▶ **TASK REQUIREMENTS**
Where the word "caption" occurs in a line, return that line.

-- START OF MATERIAL PROVIDED --

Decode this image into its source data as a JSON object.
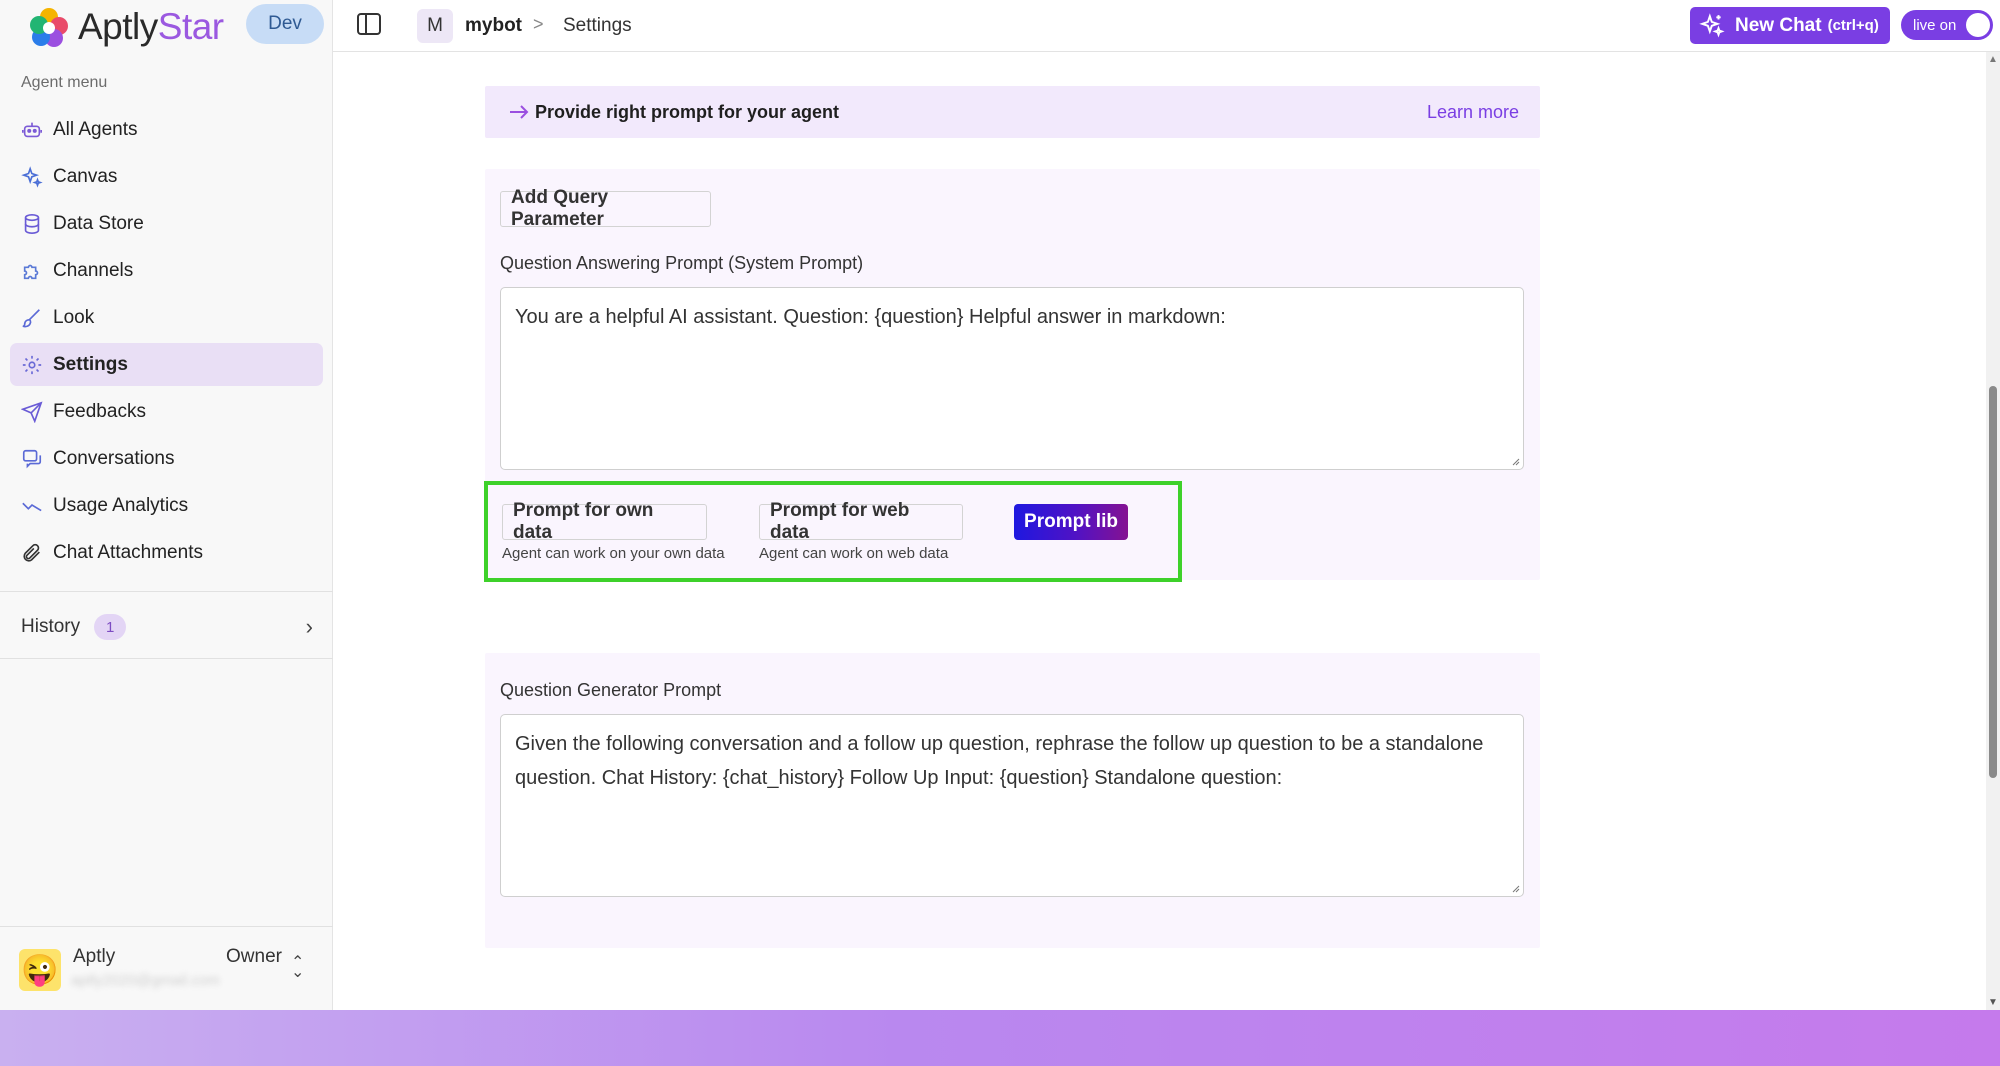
{
  "brand": {
    "name_prefix": "Aptly",
    "name_suffix": "Star",
    "env_label": "Dev"
  },
  "sidebar": {
    "section_label": "Agent menu",
    "items": [
      {
        "label": "All Agents",
        "icon": "robot-icon",
        "active": false
      },
      {
        "label": "Canvas",
        "icon": "sparkles-icon",
        "active": false
      },
      {
        "label": "Data Store",
        "icon": "database-icon",
        "active": false
      },
      {
        "label": "Channels",
        "icon": "puzzle-icon",
        "active": false
      },
      {
        "label": "Look",
        "icon": "brush-icon",
        "active": false
      },
      {
        "label": "Settings",
        "icon": "gear-icon",
        "active": true
      },
      {
        "label": "Feedbacks",
        "icon": "send-icon",
        "active": false
      },
      {
        "label": "Conversations",
        "icon": "chat-icon",
        "active": false
      },
      {
        "label": "Usage Analytics",
        "icon": "trend-icon",
        "active": false
      },
      {
        "label": "Chat Attachments",
        "icon": "paperclip-icon",
        "active": false
      }
    ],
    "history": {
      "label": "History",
      "count": "1"
    },
    "user": {
      "name": "Aptly",
      "role": "Owner",
      "email": "aptly2020@gmail.com"
    }
  },
  "topbar": {
    "breadcrumb_badge": "M",
    "bot_name": "mybot",
    "separator": ">",
    "page": "Settings",
    "new_chat_label": "New Chat",
    "new_chat_shortcut": "(ctrl+q)",
    "live_label": "live on"
  },
  "banner": {
    "text": "Provide right prompt for your agent",
    "link": "Learn more"
  },
  "qa_card": {
    "add_param_label": "Add Query Parameter",
    "field_label": "Question Answering Prompt (System Prompt)",
    "value": "You are a helpful AI assistant.  Question: {question} Helpful answer in markdown:"
  },
  "prompt_options": {
    "own": {
      "label": "Prompt for own data",
      "caption": "Agent can work on your own data"
    },
    "web": {
      "label": "Prompt for web data",
      "caption": "Agent can work on web data"
    },
    "lib_label": "Prompt lib"
  },
  "qg_card": {
    "field_label": "Question Generator Prompt",
    "value": "Given the following conversation and a follow up question, rephrase the follow up question to be a standalone question.   Chat History: {chat_history} Follow Up Input: {question} Standalone question:"
  },
  "colors": {
    "accent": "#7a3ee3",
    "active_bg": "#e9dff5",
    "card_bg": "#faf5fe",
    "highlight": "#3ed12a"
  }
}
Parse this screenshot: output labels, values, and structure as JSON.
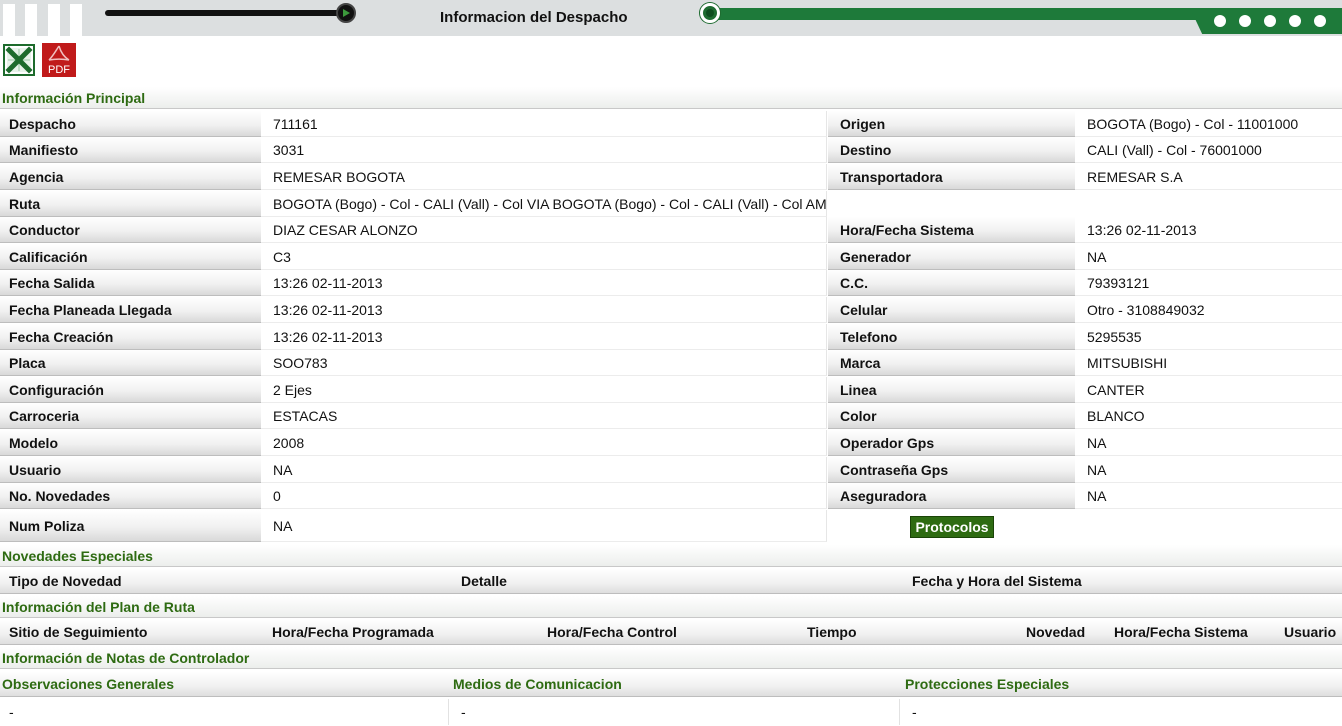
{
  "header": {
    "title": "Informacion del Despacho"
  },
  "export": {
    "excel_icon": "excel-icon",
    "pdf_icon": "pdf-icon",
    "pdf_text": "PDF"
  },
  "sections": {
    "principal": "Información Principal",
    "novedades": "Novedades Especiales",
    "plan_ruta": "Información del Plan de Ruta",
    "notas": "Información de Notas de Controlador"
  },
  "info_left": [
    {
      "label": "Despacho",
      "value": "711161"
    },
    {
      "label": "Manifiesto",
      "value": "3031"
    },
    {
      "label": "Agencia",
      "value": "REMESAR BOGOTA"
    },
    {
      "label": "Ruta",
      "value": "BOGOTA (Bogo) - Col - CALI (Vall) - Col VIA BOGOTA (Bogo) - Col - CALI (Vall) - Col AM"
    },
    {
      "label": "Conductor",
      "value": "DIAZ CESAR ALONZO"
    },
    {
      "label": "Calificación",
      "value": "C3"
    },
    {
      "label": "Fecha Salida",
      "value": "13:26 02-11-2013"
    },
    {
      "label": "Fecha Planeada Llegada",
      "value": "13:26 02-11-2013"
    },
    {
      "label": "Fecha Creación",
      "value": "13:26 02-11-2013"
    },
    {
      "label": "Placa",
      "value": "SOO783"
    },
    {
      "label": "Configuración",
      "value": "2 Ejes"
    },
    {
      "label": "Carroceria",
      "value": "ESTACAS"
    },
    {
      "label": "Modelo",
      "value": "2008"
    },
    {
      "label": "Usuario",
      "value": "NA"
    },
    {
      "label": "No. Novedades",
      "value": "0"
    },
    {
      "label": "Num Poliza",
      "value": "NA"
    }
  ],
  "info_right": [
    {
      "label": "Origen",
      "value": "BOGOTA (Bogo) - Col - 11001000"
    },
    {
      "label": "Destino",
      "value": "CALI (Vall) - Col - 76001000"
    },
    {
      "label": "Transportadora",
      "value": "REMESAR S.A"
    },
    {
      "label": "",
      "value": ""
    },
    {
      "label": "Hora/Fecha Sistema",
      "value": "13:26 02-11-2013"
    },
    {
      "label": "Generador",
      "value": "NA"
    },
    {
      "label": "C.C.",
      "value": "79393121"
    },
    {
      "label": "Celular",
      "value": "Otro - 3108849032"
    },
    {
      "label": "Telefono",
      "value": "5295535"
    },
    {
      "label": "Marca",
      "value": "MITSUBISHI"
    },
    {
      "label": "Linea",
      "value": "CANTER"
    },
    {
      "label": "Color",
      "value": "BLANCO"
    },
    {
      "label": "Operador Gps",
      "value": "NA"
    },
    {
      "label": "Contraseña Gps",
      "value": "NA"
    },
    {
      "label": "Aseguradora",
      "value": "NA"
    }
  ],
  "protocolos_button": "Protocolos",
  "novedades_cols": [
    "Tipo de Novedad",
    "Detalle",
    "Fecha y Hora del Sistema"
  ],
  "plan_ruta_cols": [
    "Sitio de Seguimiento",
    "Hora/Fecha Programada",
    "Hora/Fecha Control",
    "Tiempo",
    "Novedad",
    "Hora/Fecha Sistema",
    "Usuario"
  ],
  "notas_cols": [
    "Observaciones Generales",
    "Medios de Comunicacion",
    "Protecciones Especiales"
  ],
  "notas_values": [
    "-",
    "-",
    "-"
  ],
  "colors": {
    "section_green": "#2e6b12",
    "banner_green": "#1e7a3a",
    "banner_gray": "#dcdfe0"
  }
}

-- END OF MATERIAL PROVIDED --

▶ **IN RESPONSE**
      "caption": "Agent can work on your own data"
      "caption": "Agent can work on web data"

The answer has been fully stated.